Problem to solve → Write the material out again in full, word for word. Do not include the pictures.

[Data entries]

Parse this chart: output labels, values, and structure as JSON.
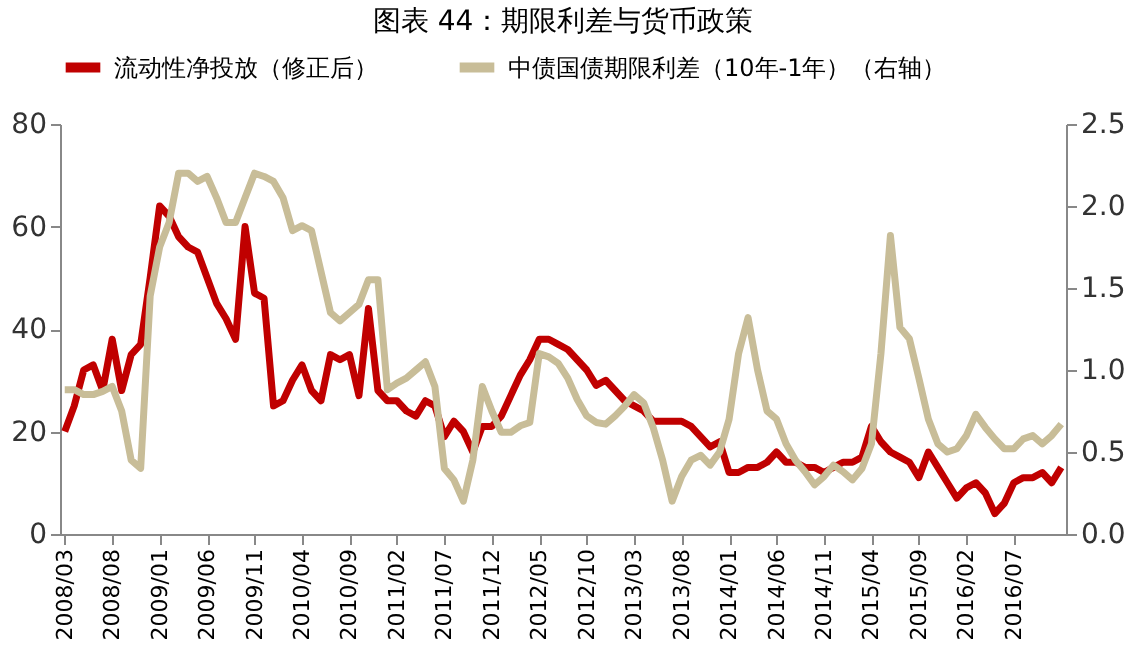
{
  "chart_data": {
    "type": "line",
    "title": "图表 44：期限利差与货币政策",
    "categories": [
      "2008/03",
      null,
      null,
      null,
      null,
      "2008/08",
      null,
      null,
      null,
      null,
      "2009/01",
      null,
      null,
      null,
      null,
      "2009/06",
      null,
      null,
      null,
      null,
      "2009/11",
      null,
      null,
      null,
      null,
      "2010/04",
      null,
      null,
      null,
      null,
      "2010/09",
      null,
      null,
      null,
      null,
      "2011/02",
      null,
      null,
      null,
      null,
      "2011/07",
      null,
      null,
      null,
      null,
      "2011/12",
      null,
      null,
      null,
      null,
      "2012/05",
      null,
      null,
      null,
      null,
      "2012/10",
      null,
      null,
      null,
      null,
      "2013/03",
      null,
      null,
      null,
      null,
      "2013/08",
      null,
      null,
      null,
      null,
      "2014/01",
      null,
      null,
      null,
      null,
      "2014/06",
      null,
      null,
      null,
      null,
      "2014/11",
      null,
      null,
      null,
      null,
      "2015/04",
      null,
      null,
      null,
      null,
      "2015/09",
      null,
      null,
      null,
      null,
      "2016/02",
      null,
      null,
      null,
      null,
      "2016/07",
      null,
      null,
      null,
      null,
      null
    ],
    "series": [
      {
        "name": "流动性净投放（修正后）",
        "color": "#c00000",
        "values": [
          20,
          25,
          32,
          33,
          28,
          38,
          28,
          35,
          37,
          50,
          64,
          62,
          58,
          56,
          55,
          50,
          45,
          42,
          38,
          60,
          47,
          46,
          25,
          26,
          30,
          33,
          28,
          26,
          35,
          34,
          35,
          27,
          44,
          28,
          26,
          26,
          24,
          23,
          26,
          25,
          19,
          22,
          20,
          16,
          21,
          21,
          23,
          27,
          31,
          34,
          38,
          38,
          37,
          36,
          34,
          32,
          29,
          30,
          28,
          26,
          25,
          24,
          22,
          22,
          22,
          22,
          21,
          19,
          17,
          18,
          12,
          12,
          13,
          13,
          14,
          16,
          14,
          14,
          13,
          13,
          12,
          13,
          14,
          14,
          15,
          21,
          18,
          16,
          15,
          14,
          11,
          16,
          13,
          10,
          7,
          9,
          10,
          8,
          4,
          6,
          10,
          11,
          11,
          12,
          10,
          13
        ]
      },
      {
        "name": "中债国债期限利差（10年-1年）（右轴）",
        "color": "#c8bd98",
        "axis": "y2",
        "values": [
          0.88,
          0.88,
          0.85,
          0.85,
          0.87,
          0.9,
          0.75,
          0.45,
          0.4,
          1.45,
          1.75,
          1.9,
          2.2,
          2.2,
          2.15,
          2.18,
          2.05,
          1.9,
          1.9,
          2.05,
          2.2,
          2.18,
          2.15,
          2.05,
          1.85,
          1.88,
          1.85,
          1.6,
          1.35,
          1.3,
          1.35,
          1.4,
          1.55,
          1.55,
          0.88,
          0.92,
          0.95,
          1.0,
          1.05,
          0.9,
          0.4,
          0.33,
          0.2,
          0.45,
          0.9,
          0.75,
          0.62,
          0.62,
          0.66,
          0.68,
          1.1,
          1.08,
          1.04,
          0.95,
          0.82,
          0.72,
          0.68,
          0.67,
          0.72,
          0.78,
          0.85,
          0.8,
          0.65,
          0.45,
          0.2,
          0.35,
          0.45,
          0.48,
          0.42,
          0.5,
          0.7,
          1.1,
          1.32,
          1.0,
          0.75,
          0.7,
          0.55,
          0.45,
          0.38,
          0.3,
          0.35,
          0.42,
          0.38,
          0.33,
          0.4,
          0.55,
          1.1,
          1.82,
          1.26,
          1.19,
          0.95,
          0.7,
          0.55,
          0.5,
          0.52,
          0.6,
          0.73,
          0.65,
          0.58,
          0.52,
          0.52,
          0.58,
          0.6,
          0.55,
          0.6,
          0.67
        ]
      }
    ],
    "ylim": [
      0,
      80
    ],
    "yticks": [
      0,
      20,
      40,
      60,
      80
    ],
    "y2lim": [
      0,
      2.5
    ],
    "y2ticks": [
      {
        "value": 0,
        "label": "0.0"
      },
      {
        "value": 0.5,
        "label": "0.5"
      },
      {
        "value": 1,
        "label": "1.0"
      },
      {
        "value": 1.5,
        "label": "1.5"
      },
      {
        "value": 2,
        "label": "2.0"
      },
      {
        "value": 2.5,
        "label": "2.5"
      }
    ],
    "grid": false,
    "legend": "top",
    "line_style": "solid",
    "marker": "none"
  }
}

Answer to this task →
Parse this chart: output labels, values, and structure as JSON.
{
  "chart_data": {
    "type": "line",
    "title": "图表 44：期限利差与货币政策",
    "categories": [
      "2008/03",
      null,
      null,
      null,
      null,
      "2008/08",
      null,
      null,
      null,
      null,
      "2009/01",
      null,
      null,
      null,
      null,
      "2009/06",
      null,
      null,
      null,
      null,
      "2009/11",
      null,
      null,
      null,
      null,
      "2010/04",
      null,
      null,
      null,
      null,
      "2010/09",
      null,
      null,
      null,
      null,
      "2011/02",
      null,
      null,
      null,
      null,
      "2011/07",
      null,
      null,
      null,
      null,
      "2011/12",
      null,
      null,
      null,
      null,
      "2012/05",
      null,
      null,
      null,
      null,
      "2012/10",
      null,
      null,
      null,
      null,
      "2013/03",
      null,
      null,
      null,
      null,
      "2013/08",
      null,
      null,
      null,
      null,
      "2014/01",
      null,
      null,
      null,
      null,
      "2014/06",
      null,
      null,
      null,
      null,
      "2014/11",
      null,
      null,
      null,
      null,
      "2015/04",
      null,
      null,
      null,
      null,
      "2015/09",
      null,
      null,
      null,
      null,
      "2016/02",
      null,
      null,
      null,
      null,
      "2016/07",
      null,
      null,
      null,
      null,
      null
    ],
    "series": [
      {
        "name": "流动性净投放（修正后）",
        "color": "#c00000",
        "values": [
          20,
          25,
          32,
          33,
          28,
          38,
          28,
          35,
          37,
          50,
          64,
          62,
          58,
          56,
          55,
          50,
          45,
          42,
          38,
          60,
          47,
          46,
          25,
          26,
          30,
          33,
          28,
          26,
          35,
          34,
          35,
          27,
          44,
          28,
          26,
          26,
          24,
          23,
          26,
          25,
          19,
          22,
          20,
          16,
          21,
          21,
          23,
          27,
          31,
          34,
          38,
          38,
          37,
          36,
          34,
          32,
          29,
          30,
          28,
          26,
          25,
          24,
          22,
          22,
          22,
          22,
          21,
          19,
          17,
          18,
          12,
          12,
          13,
          13,
          14,
          16,
          14,
          14,
          13,
          13,
          12,
          13,
          14,
          14,
          15,
          21,
          18,
          16,
          15,
          14,
          11,
          16,
          13,
          10,
          7,
          9,
          10,
          8,
          4,
          6,
          10,
          11,
          11,
          12,
          10,
          13
        ]
      },
      {
        "name": "中债国债期限利差（10年-1年）（右轴）",
        "color": "#c8bd98",
        "axis": "y2",
        "values": [
          0.88,
          0.88,
          0.85,
          0.85,
          0.87,
          0.9,
          0.75,
          0.45,
          0.4,
          1.45,
          1.75,
          1.9,
          2.2,
          2.2,
          2.15,
          2.18,
          2.05,
          1.9,
          1.9,
          2.05,
          2.2,
          2.18,
          2.15,
          2.05,
          1.85,
          1.88,
          1.85,
          1.6,
          1.35,
          1.3,
          1.35,
          1.4,
          1.55,
          1.55,
          0.88,
          0.92,
          0.95,
          1.0,
          1.05,
          0.9,
          0.4,
          0.33,
          0.2,
          0.45,
          0.9,
          0.75,
          0.62,
          0.62,
          0.66,
          0.68,
          1.1,
          1.08,
          1.04,
          0.95,
          0.82,
          0.72,
          0.68,
          0.67,
          0.72,
          0.78,
          0.85,
          0.8,
          0.65,
          0.45,
          0.2,
          0.35,
          0.45,
          0.48,
          0.42,
          0.5,
          0.7,
          1.1,
          1.32,
          1.0,
          0.75,
          0.7,
          0.55,
          0.45,
          0.38,
          0.3,
          0.35,
          0.42,
          0.38,
          0.33,
          0.4,
          0.55,
          1.1,
          1.82,
          1.26,
          1.19,
          0.95,
          0.7,
          0.55,
          0.5,
          0.52,
          0.6,
          0.73,
          0.65,
          0.58,
          0.52,
          0.52,
          0.58,
          0.6,
          0.55,
          0.6,
          0.67
        ]
      }
    ],
    "ylim": [
      0,
      80
    ],
    "yticks": [
      0,
      20,
      40,
      60,
      80
    ],
    "y2lim": [
      0,
      2.5
    ],
    "y2ticks": [
      {
        "value": 0,
        "label": "0.0"
      },
      {
        "value": 0.5,
        "label": "0.5"
      },
      {
        "value": 1,
        "label": "1.0"
      },
      {
        "value": 1.5,
        "label": "1.5"
      },
      {
        "value": 2,
        "label": "2.0"
      },
      {
        "value": 2.5,
        "label": "2.5"
      }
    ],
    "grid": false,
    "legend": "top",
    "line_style": "solid",
    "marker": "none"
  }
}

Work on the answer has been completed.